◆ Source data:
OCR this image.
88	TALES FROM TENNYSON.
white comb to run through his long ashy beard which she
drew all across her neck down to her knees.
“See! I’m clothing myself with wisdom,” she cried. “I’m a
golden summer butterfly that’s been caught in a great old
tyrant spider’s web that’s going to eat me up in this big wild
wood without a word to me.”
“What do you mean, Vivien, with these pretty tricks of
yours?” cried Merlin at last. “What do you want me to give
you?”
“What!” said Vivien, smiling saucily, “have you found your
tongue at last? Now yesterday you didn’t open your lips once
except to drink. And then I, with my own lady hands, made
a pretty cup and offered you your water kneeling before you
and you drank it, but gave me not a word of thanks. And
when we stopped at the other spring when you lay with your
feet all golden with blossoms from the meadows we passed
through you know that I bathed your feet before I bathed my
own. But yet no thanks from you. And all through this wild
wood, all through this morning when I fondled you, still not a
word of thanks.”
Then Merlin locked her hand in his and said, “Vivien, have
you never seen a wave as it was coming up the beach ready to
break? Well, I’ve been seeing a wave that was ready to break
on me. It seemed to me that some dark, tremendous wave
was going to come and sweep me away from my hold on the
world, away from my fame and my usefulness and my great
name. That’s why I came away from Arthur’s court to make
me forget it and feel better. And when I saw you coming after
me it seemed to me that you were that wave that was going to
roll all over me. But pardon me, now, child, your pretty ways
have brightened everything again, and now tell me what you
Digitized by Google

◆ EXERCISE: Using the material above, state how many lines include the string "Vivien". Answer with a single number.

◆ SOLUTION TO THIS PROBLEM: 3